WORK TO COMPLETE: Using the entries that follow, collect the lines where the word "RADIUS" appears.

TASK DATA:
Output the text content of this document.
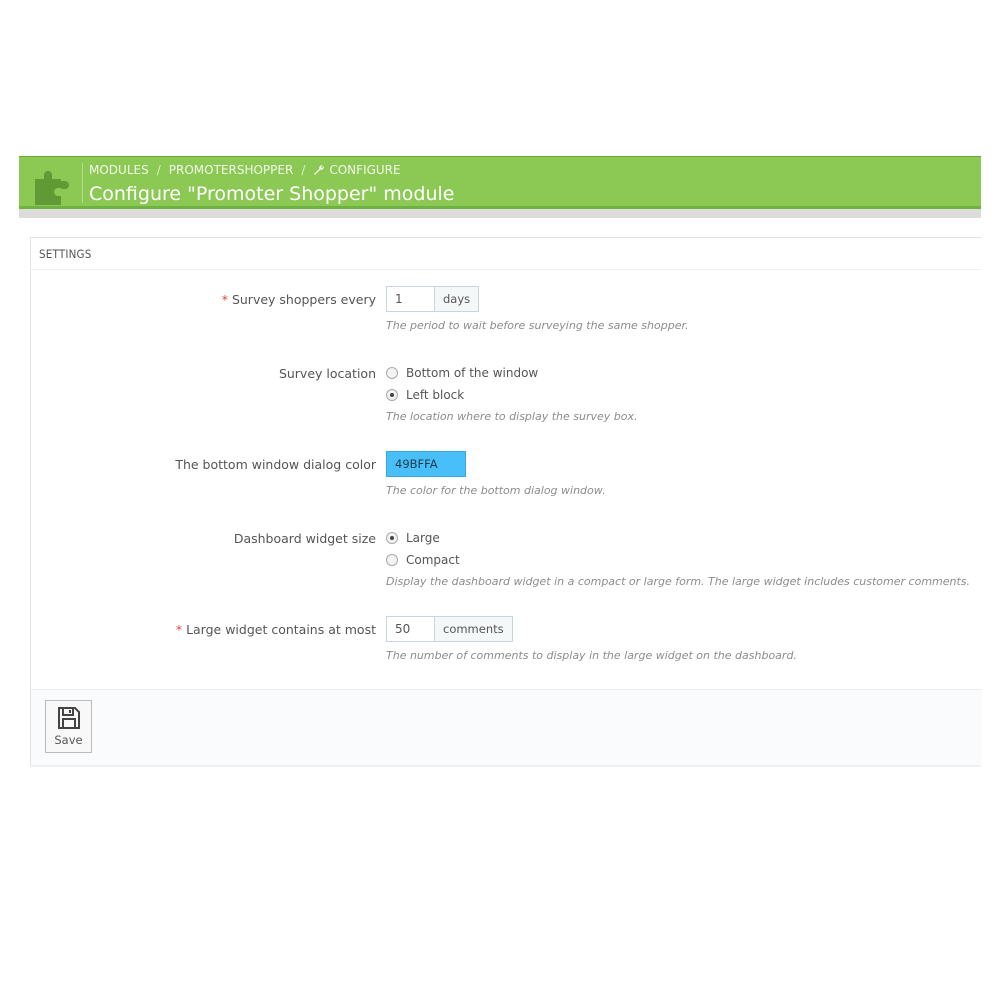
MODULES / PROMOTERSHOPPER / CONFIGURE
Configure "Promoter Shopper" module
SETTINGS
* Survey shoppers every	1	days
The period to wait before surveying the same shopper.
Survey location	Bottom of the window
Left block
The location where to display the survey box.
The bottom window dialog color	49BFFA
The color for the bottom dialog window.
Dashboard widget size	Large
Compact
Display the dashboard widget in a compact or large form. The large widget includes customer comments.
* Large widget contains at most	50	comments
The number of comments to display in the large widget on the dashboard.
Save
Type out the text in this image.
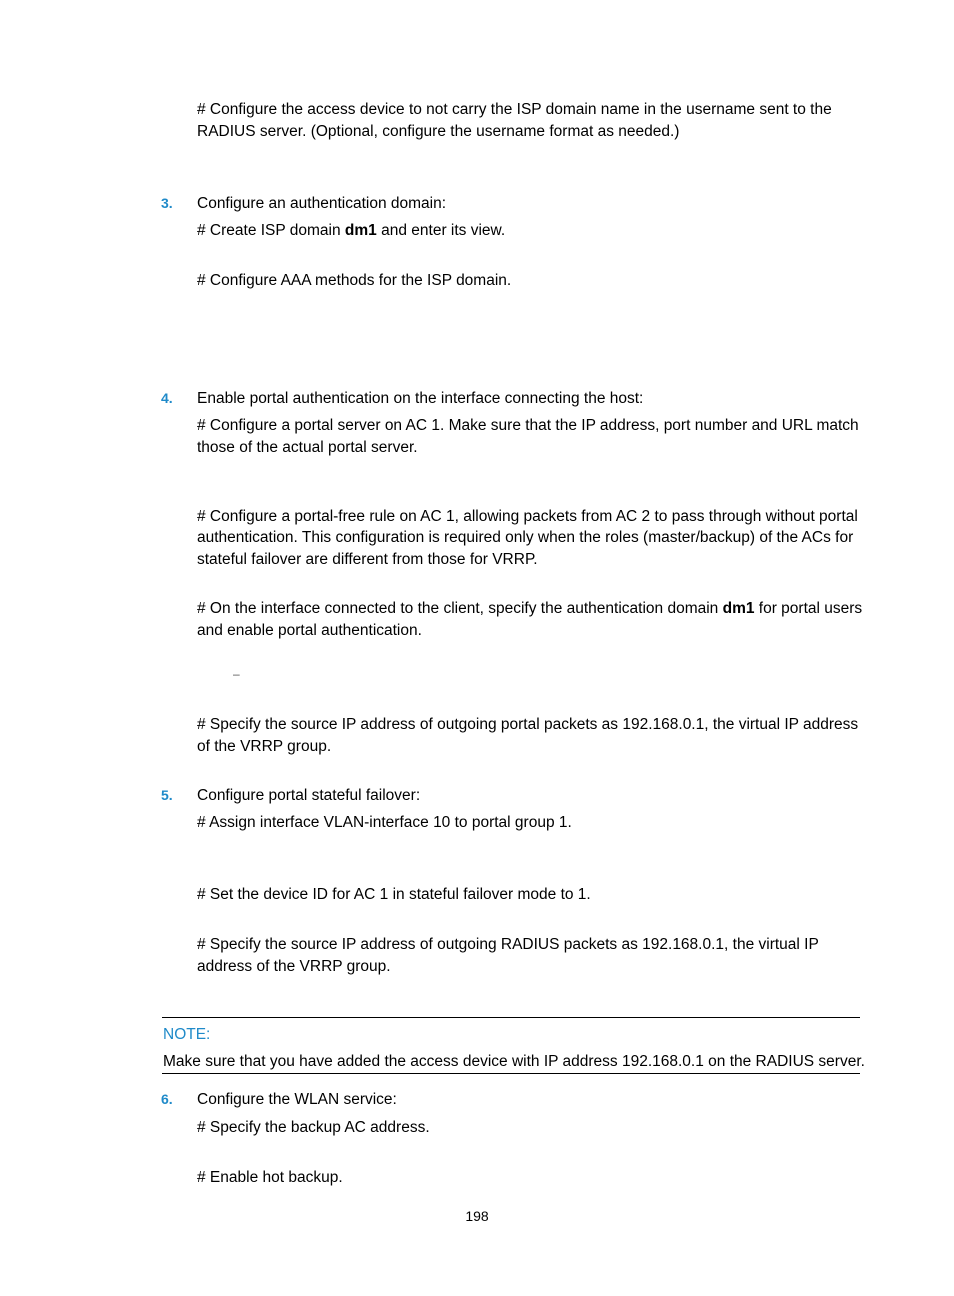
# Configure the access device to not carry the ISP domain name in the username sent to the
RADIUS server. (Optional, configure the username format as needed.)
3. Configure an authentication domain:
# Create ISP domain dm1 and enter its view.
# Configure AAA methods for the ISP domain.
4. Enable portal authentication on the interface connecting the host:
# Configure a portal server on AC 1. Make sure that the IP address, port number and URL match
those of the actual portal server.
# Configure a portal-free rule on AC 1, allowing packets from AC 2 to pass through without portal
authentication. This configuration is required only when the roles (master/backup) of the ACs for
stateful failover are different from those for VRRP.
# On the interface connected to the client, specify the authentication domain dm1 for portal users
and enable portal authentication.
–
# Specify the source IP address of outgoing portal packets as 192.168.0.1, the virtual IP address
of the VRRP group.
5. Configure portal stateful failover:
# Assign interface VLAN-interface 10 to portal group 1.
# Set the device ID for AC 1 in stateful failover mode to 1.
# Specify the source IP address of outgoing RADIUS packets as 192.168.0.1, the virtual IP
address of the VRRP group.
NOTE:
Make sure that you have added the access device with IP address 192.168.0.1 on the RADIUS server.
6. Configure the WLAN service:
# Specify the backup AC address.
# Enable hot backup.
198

==

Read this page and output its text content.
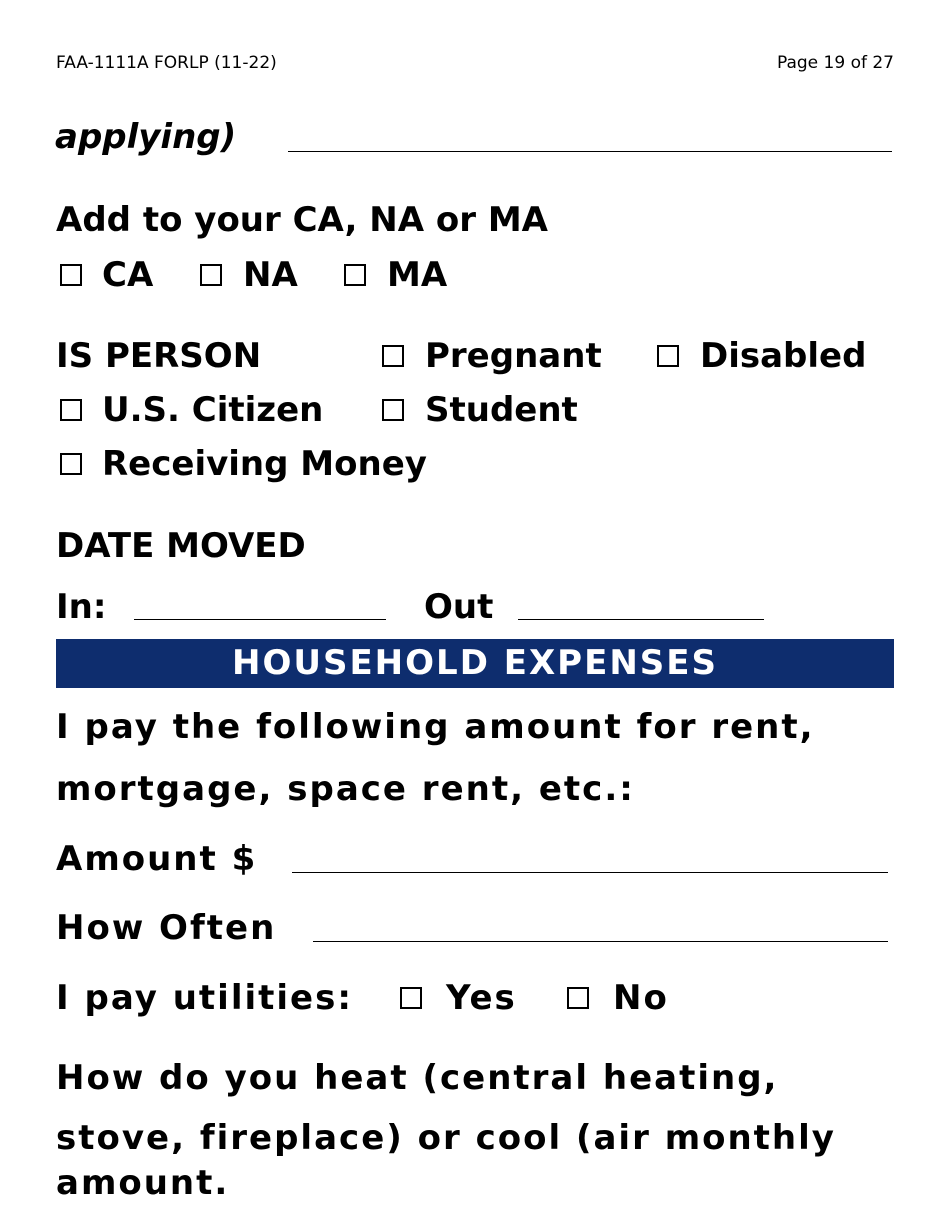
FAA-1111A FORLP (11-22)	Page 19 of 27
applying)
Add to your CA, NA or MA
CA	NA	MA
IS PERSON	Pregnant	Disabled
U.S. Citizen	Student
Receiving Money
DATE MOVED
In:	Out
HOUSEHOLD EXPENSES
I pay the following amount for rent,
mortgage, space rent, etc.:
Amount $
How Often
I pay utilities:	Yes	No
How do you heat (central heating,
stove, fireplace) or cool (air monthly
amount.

* * *

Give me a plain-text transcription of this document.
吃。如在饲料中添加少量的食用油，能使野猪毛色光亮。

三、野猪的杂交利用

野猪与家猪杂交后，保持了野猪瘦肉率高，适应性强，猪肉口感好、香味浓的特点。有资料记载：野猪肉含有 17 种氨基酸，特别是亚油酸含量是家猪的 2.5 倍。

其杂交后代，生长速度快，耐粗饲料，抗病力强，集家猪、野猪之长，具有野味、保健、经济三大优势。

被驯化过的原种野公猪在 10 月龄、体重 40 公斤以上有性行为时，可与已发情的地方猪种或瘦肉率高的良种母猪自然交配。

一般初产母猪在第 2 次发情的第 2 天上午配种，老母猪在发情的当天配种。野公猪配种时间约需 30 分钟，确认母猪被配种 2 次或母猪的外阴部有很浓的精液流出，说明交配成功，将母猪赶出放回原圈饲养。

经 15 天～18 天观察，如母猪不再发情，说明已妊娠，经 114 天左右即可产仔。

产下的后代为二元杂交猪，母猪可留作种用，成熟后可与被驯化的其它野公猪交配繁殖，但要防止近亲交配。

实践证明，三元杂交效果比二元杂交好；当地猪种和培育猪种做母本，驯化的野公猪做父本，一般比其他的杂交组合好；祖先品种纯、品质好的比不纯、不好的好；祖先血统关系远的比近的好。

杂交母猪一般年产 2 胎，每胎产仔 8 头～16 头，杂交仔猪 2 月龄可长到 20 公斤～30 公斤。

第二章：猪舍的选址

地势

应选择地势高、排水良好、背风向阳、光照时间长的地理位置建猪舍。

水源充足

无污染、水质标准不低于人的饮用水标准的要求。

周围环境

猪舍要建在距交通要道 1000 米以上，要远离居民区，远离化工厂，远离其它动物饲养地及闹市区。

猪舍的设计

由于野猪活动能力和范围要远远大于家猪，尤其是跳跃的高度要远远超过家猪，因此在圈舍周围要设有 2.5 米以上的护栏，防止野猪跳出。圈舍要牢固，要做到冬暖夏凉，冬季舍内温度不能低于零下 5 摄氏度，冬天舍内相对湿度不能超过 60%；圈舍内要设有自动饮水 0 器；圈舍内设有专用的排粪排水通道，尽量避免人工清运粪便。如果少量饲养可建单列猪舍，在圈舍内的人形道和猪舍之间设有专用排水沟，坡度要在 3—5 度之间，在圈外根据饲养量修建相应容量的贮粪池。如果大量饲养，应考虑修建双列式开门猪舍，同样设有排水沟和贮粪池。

WRITTEN RESPONSE:
RADIUS server. (Optional, configure the username format as needed.)
# Specify the source IP address of outgoing RADIUS packets as 192.168.0.1, the virtual IP
Make sure that you have added the access device with IP address 192.168.0.1 on the RADIUS server.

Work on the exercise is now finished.